* [AIM OF THE EXERCISE]:
Without the images, output each record below as it stands.

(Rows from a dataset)
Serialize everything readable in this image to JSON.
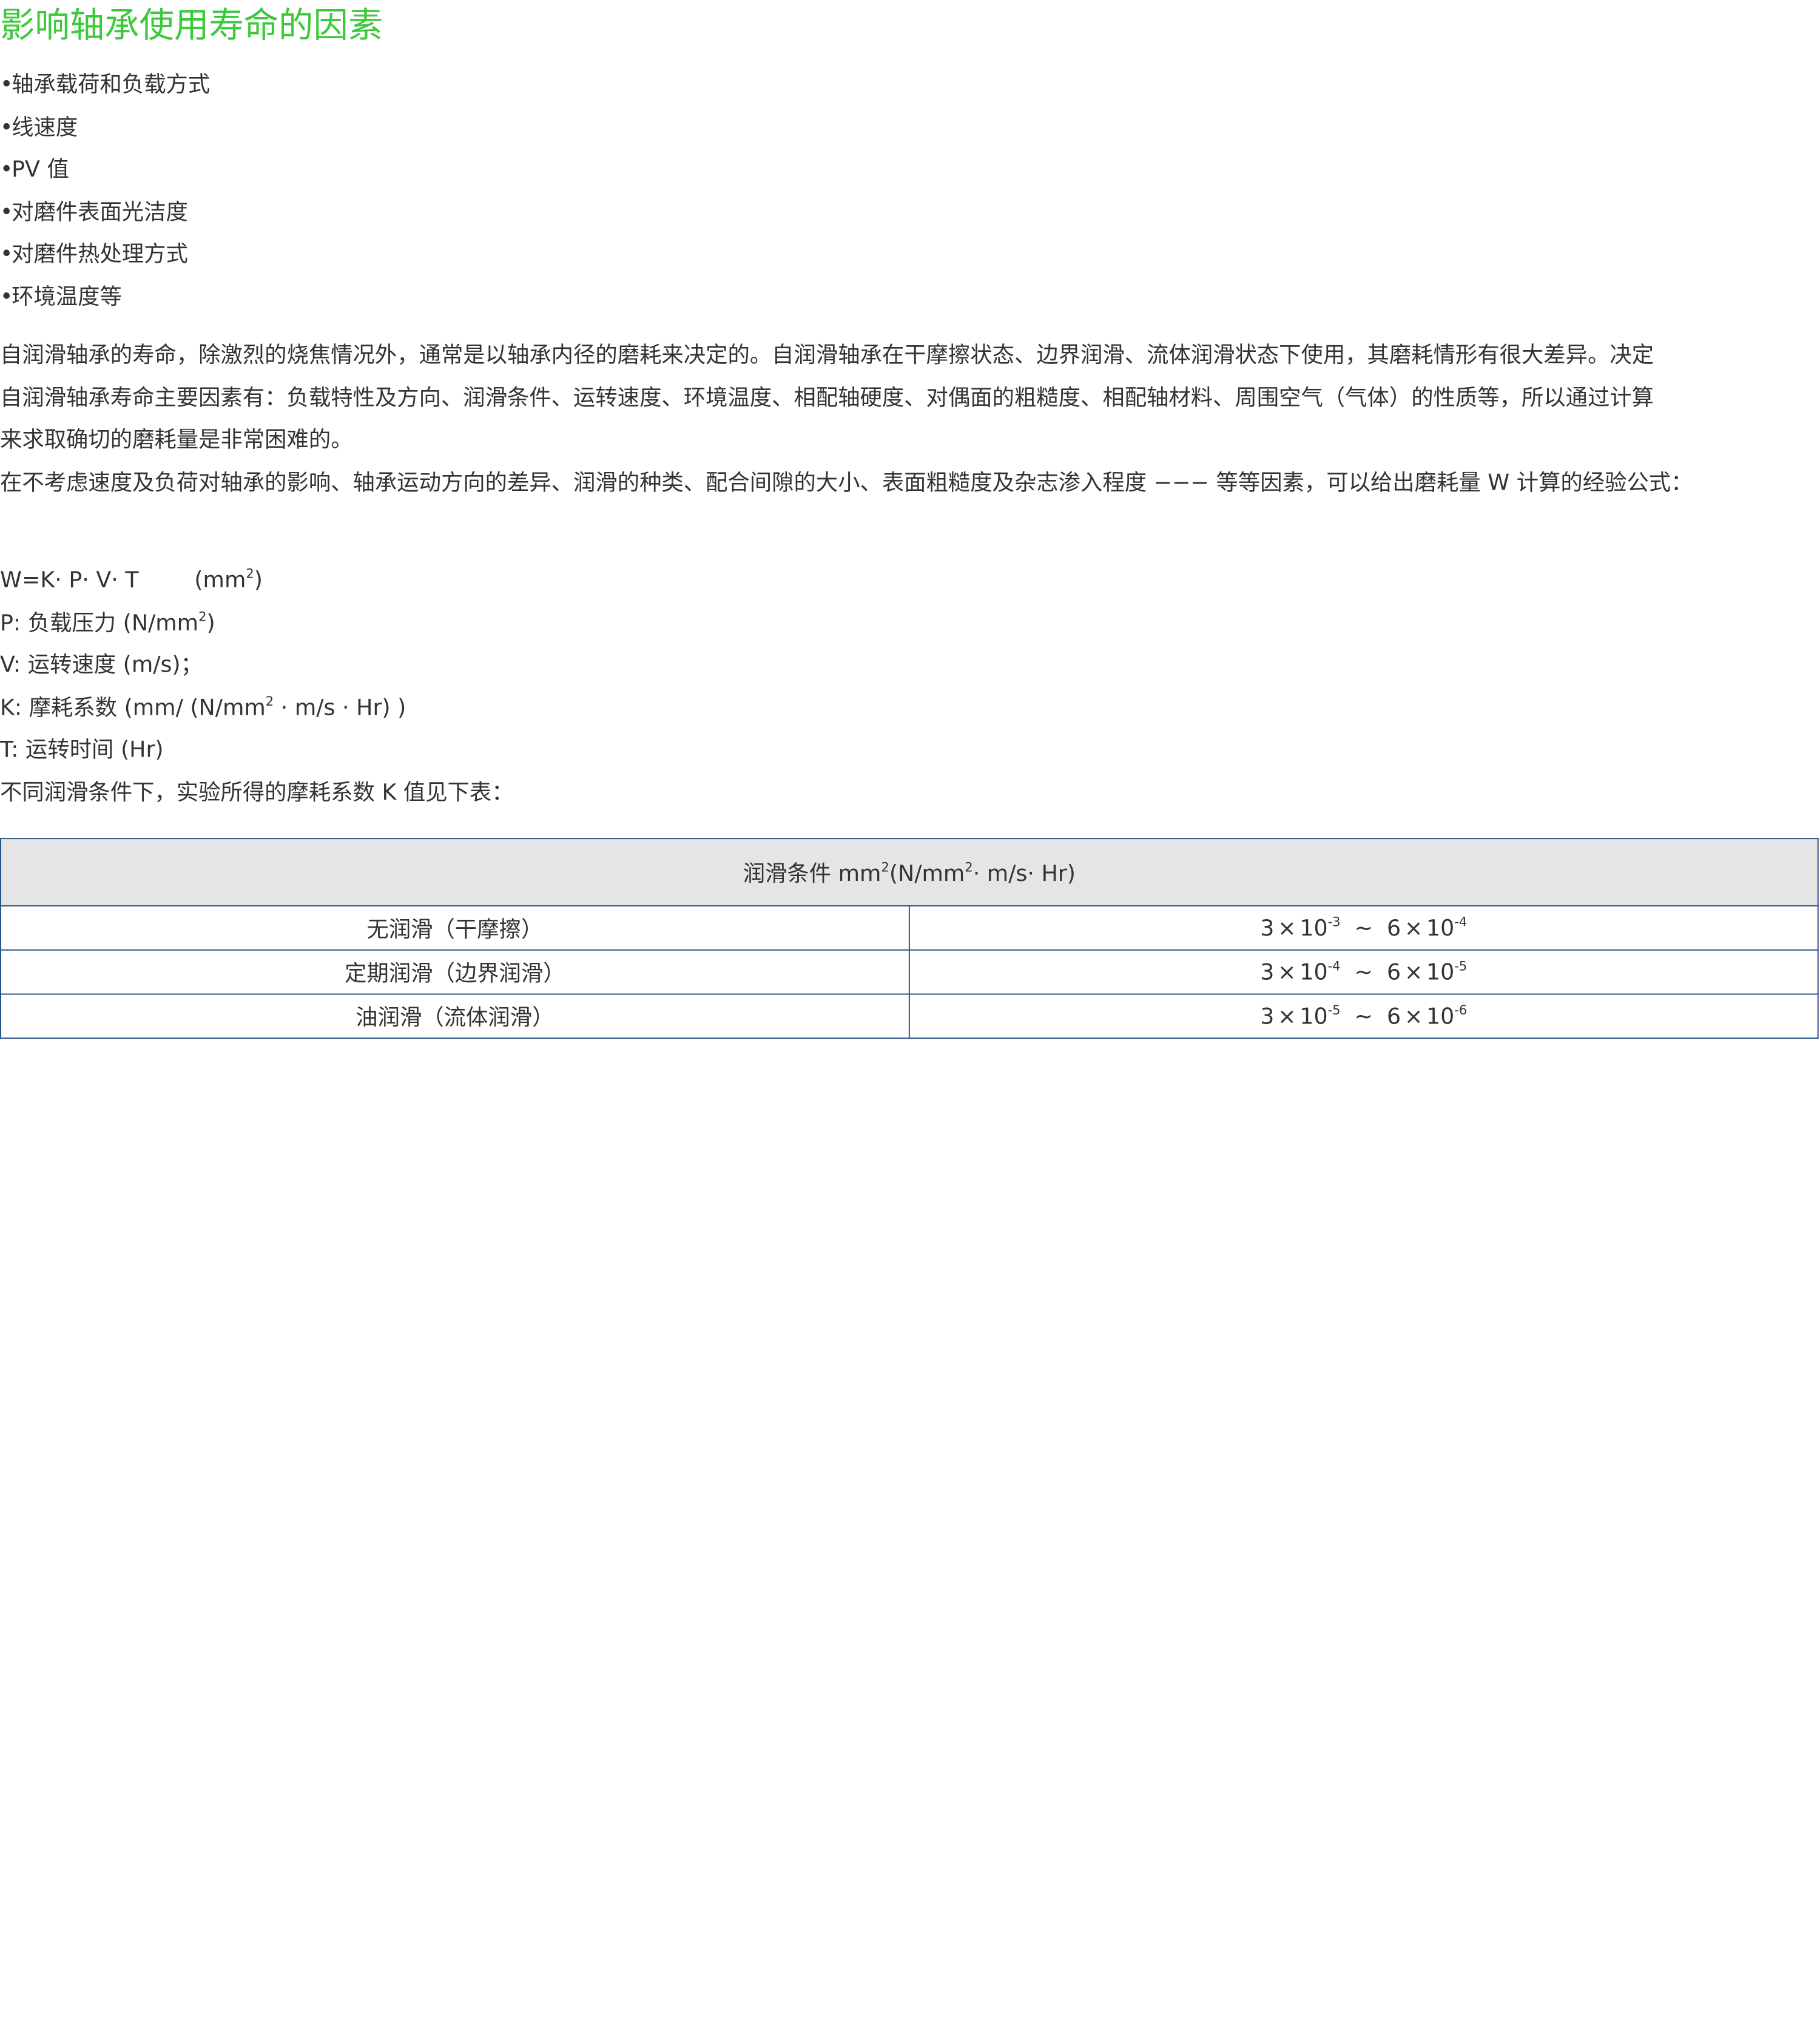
{
  "theme": {
    "title_color": "#3cc93c",
    "text_color": "#333333",
    "table_header_bg": "#e5e5e5",
    "table_border_color": "#1f4e82"
  },
  "title": "影响轴承使用寿命的因素",
  "bullet_symbol": "•",
  "factors": [
    "轴承载荷和负载方式",
    "线速度",
    "PV 值",
    "对磨件表面光洁度",
    "对磨件热处理方式",
    "环境温度等"
  ],
  "paragraphs": {
    "p1_line1": "自润滑轴承的寿命，除激烈的烧焦情况外，通常是以轴承内径的磨耗来决定的。自润滑轴承在干摩擦状态、边界润滑、流体润滑状态下使用，其磨耗情形有很大差异。决定",
    "p1_line2": "自润滑轴承寿命主要因素有：负载特性及方向、润滑条件、运转速度、环境温度、相配轴硬度、对偶面的粗糙度、相配轴材料、周围空气（气体）的性质等，所以通过计算",
    "p1_line3": "来求取确切的磨耗量是非常困难的。",
    "p2": "在不考虑速度及负荷对轴承的影响、轴承运动方向的差异、润滑的种类、配合间隙的大小、表面粗糙度及杂志渗入程度 −−− 等等因素，可以给出磨耗量 W 计算的经验公式："
  },
  "formula": {
    "main": "W=K· P· V· T",
    "main_unit_pre": "(mm",
    "main_unit_sup": "2",
    "main_unit_post": ")",
    "p_pre": "P: 负载压力 (N/mm",
    "p_sup": "2",
    "p_post": ")",
    "v": "V: 运转速度 (m/s)；",
    "k_pre": "K: 摩耗系数 (mm/ (N/mm",
    "k_sup": "2",
    "k_post": " · m/s · Hr) )",
    "t": "T: 运转时间 (Hr)",
    "table_intro": "不同润滑条件下，实验所得的摩耗系数 K 值见下表："
  },
  "table": {
    "header_pre": "润滑条件 mm",
    "header_sup1": "2",
    "header_mid": "(N/mm",
    "header_sup2": "2",
    "header_post": "· m/s· Hr)",
    "rows": [
      {
        "condition": "无润滑（干摩擦）",
        "low_coef": "3",
        "low_exp": "-3",
        "high_coef": "6",
        "high_exp": "-4"
      },
      {
        "condition": "定期润滑（边界润滑）",
        "low_coef": "3",
        "low_exp": "-4",
        "high_coef": "6",
        "high_exp": "-5"
      },
      {
        "condition": "油润滑（流体润滑）",
        "low_coef": "3",
        "low_exp": "-5",
        "high_coef": "6",
        "high_exp": "-6"
      }
    ],
    "times": "×",
    "ten": "10",
    "tilde": "~"
  }
}
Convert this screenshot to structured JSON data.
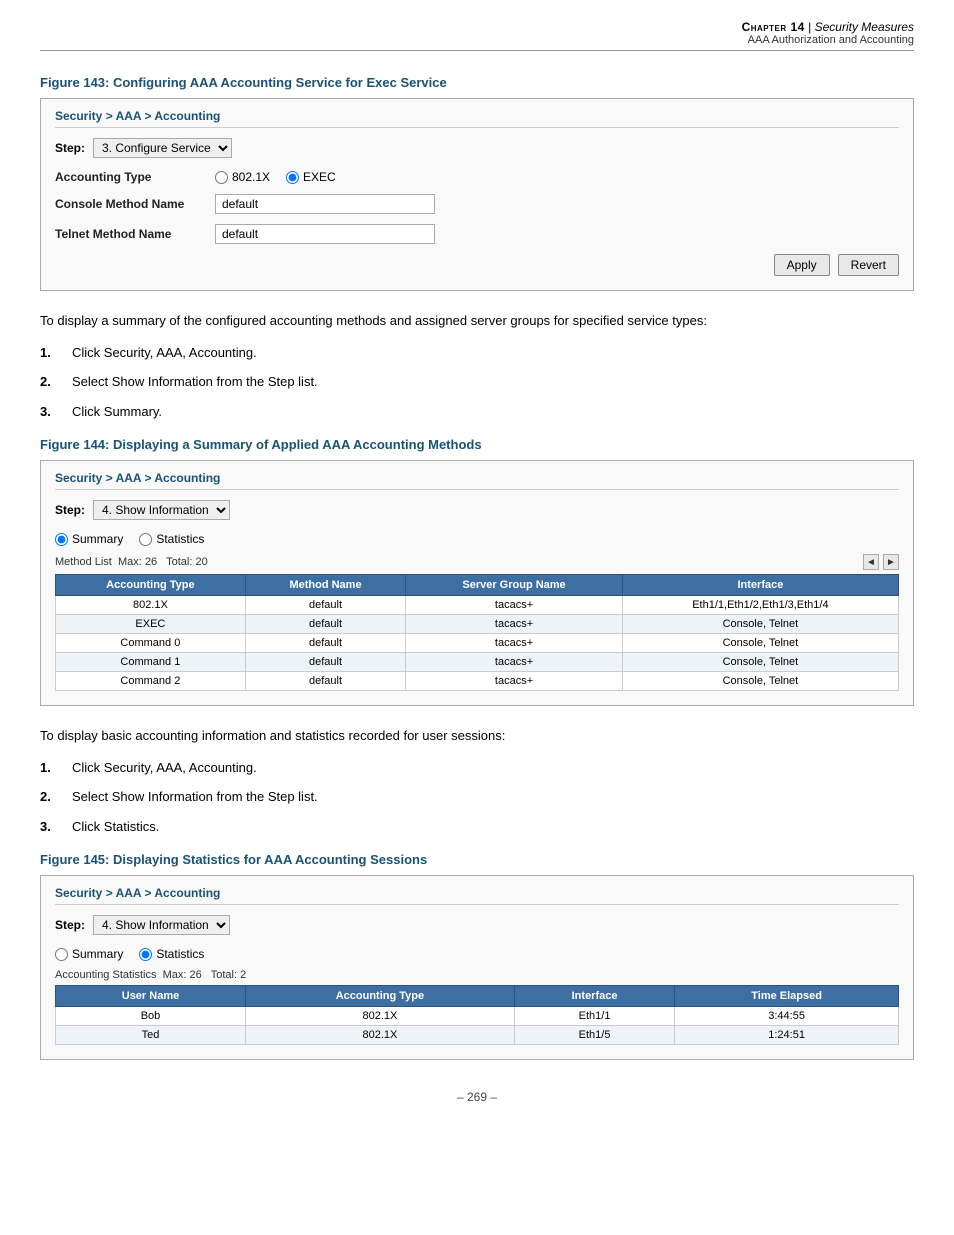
{
  "header": {
    "chapter_label": "Chapter 14",
    "separator": "|",
    "section_title": "Security Measures",
    "sub_section": "AAA Authorization and Accounting"
  },
  "figure143": {
    "caption": "Figure 143:  Configuring AAA Accounting Service for Exec Service",
    "ui_title": "Security > AAA > Accounting",
    "step_label": "Step:",
    "step_value": "3. Configure Service",
    "accounting_type_label": "Accounting Type",
    "radio_802x": "802.1X",
    "radio_exec": "EXEC",
    "console_method_label": "Console Method Name",
    "console_method_value": "default",
    "telnet_method_label": "Telnet Method Name",
    "telnet_method_value": "default",
    "btn_apply": "Apply",
    "btn_revert": "Revert"
  },
  "body1": {
    "text": "To display a summary of the configured accounting methods and assigned server groups for specified service types:"
  },
  "steps1": [
    {
      "num": "1.",
      "text": "Click Security, AAA, Accounting."
    },
    {
      "num": "2.",
      "text": "Select Show Information from the Step list."
    },
    {
      "num": "3.",
      "text": "Click Summary."
    }
  ],
  "figure144": {
    "caption": "Figure 144:  Displaying a Summary of Applied AAA Accounting Methods",
    "ui_title": "Security > AAA > Accounting",
    "step_label": "Step:",
    "step_value": "4. Show Information",
    "radio_summary": "Summary",
    "radio_statistics": "Statistics",
    "method_list_label": "Method List",
    "max_label": "Max: 26",
    "total_label": "Total: 20",
    "columns": [
      "Accounting Type",
      "Method Name",
      "Server Group Name",
      "Interface"
    ],
    "rows": [
      [
        "802.1X",
        "default",
        "tacacs+",
        "Eth1/1,Eth1/2,Eth1/3,Eth1/4"
      ],
      [
        "EXEC",
        "default",
        "tacacs+",
        "Console, Telnet"
      ],
      [
        "Command 0",
        "default",
        "tacacs+",
        "Console, Telnet"
      ],
      [
        "Command 1",
        "default",
        "tacacs+",
        "Console, Telnet"
      ],
      [
        "Command 2",
        "default",
        "tacacs+",
        "Console, Telnet"
      ]
    ]
  },
  "body2": {
    "text": "To display basic accounting information and statistics recorded for user sessions:"
  },
  "steps2": [
    {
      "num": "1.",
      "text": "Click Security, AAA, Accounting."
    },
    {
      "num": "2.",
      "text": "Select Show Information from the Step list."
    },
    {
      "num": "3.",
      "text": "Click Statistics."
    }
  ],
  "figure145": {
    "caption": "Figure 145:  Displaying Statistics for AAA Accounting Sessions",
    "ui_title": "Security > AAA > Accounting",
    "step_label": "Step:",
    "step_value": "4. Show Information",
    "radio_summary": "Summary",
    "radio_statistics": "Statistics",
    "accounting_stats_label": "Accounting Statistics",
    "max_label": "Max: 26",
    "total_label": "Total: 2",
    "columns": [
      "User Name",
      "Accounting Type",
      "Interface",
      "Time Elapsed"
    ],
    "rows": [
      [
        "Bob",
        "802.1X",
        "Eth1/1",
        "3:44:55"
      ],
      [
        "Ted",
        "802.1X",
        "Eth1/5",
        "1:24:51"
      ]
    ]
  },
  "page_number": "–  269  –"
}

* [FINAL ANSWER]:
Serialize everything readable in this image to JSON.
{
  "theme": {
    "title_color": "#3cc93c",
    "text_color": "#333333",
    "table_header_bg": "#e5e5e5",
    "table_border_color": "#1f4e82"
  },
  "title": "影响轴承使用寿命的因素",
  "bullet_symbol": "•",
  "factors": [
    "轴承载荷和负载方式",
    "线速度",
    "PV 值",
    "对磨件表面光洁度",
    "对磨件热处理方式",
    "环境温度等"
  ],
  "paragraphs": {
    "p1_line1": "自润滑轴承的寿命，除激烈的烧焦情况外，通常是以轴承内径的磨耗来决定的。自润滑轴承在干摩擦状态、边界润滑、流体润滑状态下使用，其磨耗情形有很大差异。决定",
    "p1_line2": "自润滑轴承寿命主要因素有：负载特性及方向、润滑条件、运转速度、环境温度、相配轴硬度、对偶面的粗糙度、相配轴材料、周围空气（气体）的性质等，所以通过计算",
    "p1_line3": "来求取确切的磨耗量是非常困难的。",
    "p2": "在不考虑速度及负荷对轴承的影响、轴承运动方向的差异、润滑的种类、配合间隙的大小、表面粗糙度及杂志渗入程度 −−− 等等因素，可以给出磨耗量 W 计算的经验公式："
  },
  "formula": {
    "main": "W=K· P· V· T",
    "main_unit_pre": "(mm",
    "main_unit_sup": "2",
    "main_unit_post": ")",
    "p_pre": "P: 负载压力 (N/mm",
    "p_sup": "2",
    "p_post": ")",
    "v": "V: 运转速度 (m/s)；",
    "k_pre": "K: 摩耗系数 (mm/ (N/mm",
    "k_sup": "2",
    "k_post": " · m/s · Hr) )",
    "t": "T: 运转时间 (Hr)",
    "table_intro": "不同润滑条件下，实验所得的摩耗系数 K 值见下表："
  },
  "table": {
    "header_pre": "润滑条件 mm",
    "header_sup1": "2",
    "header_mid": "(N/mm",
    "header_sup2": "2",
    "header_post": "· m/s· Hr)",
    "rows": [
      {
        "condition": "无润滑（干摩擦）",
        "low_coef": "3",
        "low_exp": "-3",
        "high_coef": "6",
        "high_exp": "-4"
      },
      {
        "condition": "定期润滑（边界润滑）",
        "low_coef": "3",
        "low_exp": "-4",
        "high_coef": "6",
        "high_exp": "-5"
      },
      {
        "condition": "油润滑（流体润滑）",
        "low_coef": "3",
        "low_exp": "-5",
        "high_coef": "6",
        "high_exp": "-6"
      }
    ],
    "times": "×",
    "ten": "10",
    "tilde": "~"
  }
}
Convert this screenshot to structured JSON data.
{
  "header": {
    "chapter_label": "Chapter 14",
    "separator": "|",
    "section_title": "Security Measures",
    "sub_section": "AAA Authorization and Accounting"
  },
  "figure143": {
    "caption": "Figure 143:  Configuring AAA Accounting Service for Exec Service",
    "ui_title": "Security > AAA > Accounting",
    "step_label": "Step:",
    "step_value": "3. Configure Service",
    "accounting_type_label": "Accounting Type",
    "radio_802x": "802.1X",
    "radio_exec": "EXEC",
    "console_method_label": "Console Method Name",
    "console_method_value": "default",
    "telnet_method_label": "Telnet Method Name",
    "telnet_method_value": "default",
    "btn_apply": "Apply",
    "btn_revert": "Revert"
  },
  "body1": {
    "text": "To display a summary of the configured accounting methods and assigned server groups for specified service types:"
  },
  "steps1": [
    {
      "num": "1.",
      "text": "Click Security, AAA, Accounting."
    },
    {
      "num": "2.",
      "text": "Select Show Information from the Step list."
    },
    {
      "num": "3.",
      "text": "Click Summary."
    }
  ],
  "figure144": {
    "caption": "Figure 144:  Displaying a Summary of Applied AAA Accounting Methods",
    "ui_title": "Security > AAA > Accounting",
    "step_label": "Step:",
    "step_value": "4. Show Information",
    "radio_summary": "Summary",
    "radio_statistics": "Statistics",
    "method_list_label": "Method List",
    "max_label": "Max: 26",
    "total_label": "Total: 20",
    "columns": [
      "Accounting Type",
      "Method Name",
      "Server Group Name",
      "Interface"
    ],
    "rows": [
      [
        "802.1X",
        "default",
        "tacacs+",
        "Eth1/1,Eth1/2,Eth1/3,Eth1/4"
      ],
      [
        "EXEC",
        "default",
        "tacacs+",
        "Console, Telnet"
      ],
      [
        "Command 0",
        "default",
        "tacacs+",
        "Console, Telnet"
      ],
      [
        "Command 1",
        "default",
        "tacacs+",
        "Console, Telnet"
      ],
      [
        "Command 2",
        "default",
        "tacacs+",
        "Console, Telnet"
      ]
    ]
  },
  "body2": {
    "text": "To display basic accounting information and statistics recorded for user sessions:"
  },
  "steps2": [
    {
      "num": "1.",
      "text": "Click Security, AAA, Accounting."
    },
    {
      "num": "2.",
      "text": "Select Show Information from the Step list."
    },
    {
      "num": "3.",
      "text": "Click Statistics."
    }
  ],
  "figure145": {
    "caption": "Figure 145:  Displaying Statistics for AAA Accounting Sessions",
    "ui_title": "Security > AAA > Accounting",
    "step_label": "Step:",
    "step_value": "4. Show Information",
    "radio_summary": "Summary",
    "radio_statistics": "Statistics",
    "accounting_stats_label": "Accounting Statistics",
    "max_label": "Max: 26",
    "total_label": "Total: 2",
    "columns": [
      "User Name",
      "Accounting Type",
      "Interface",
      "Time Elapsed"
    ],
    "rows": [
      [
        "Bob",
        "802.1X",
        "Eth1/1",
        "3:44:55"
      ],
      [
        "Ted",
        "802.1X",
        "Eth1/5",
        "1:24:51"
      ]
    ]
  },
  "page_number": "–  269  –"
}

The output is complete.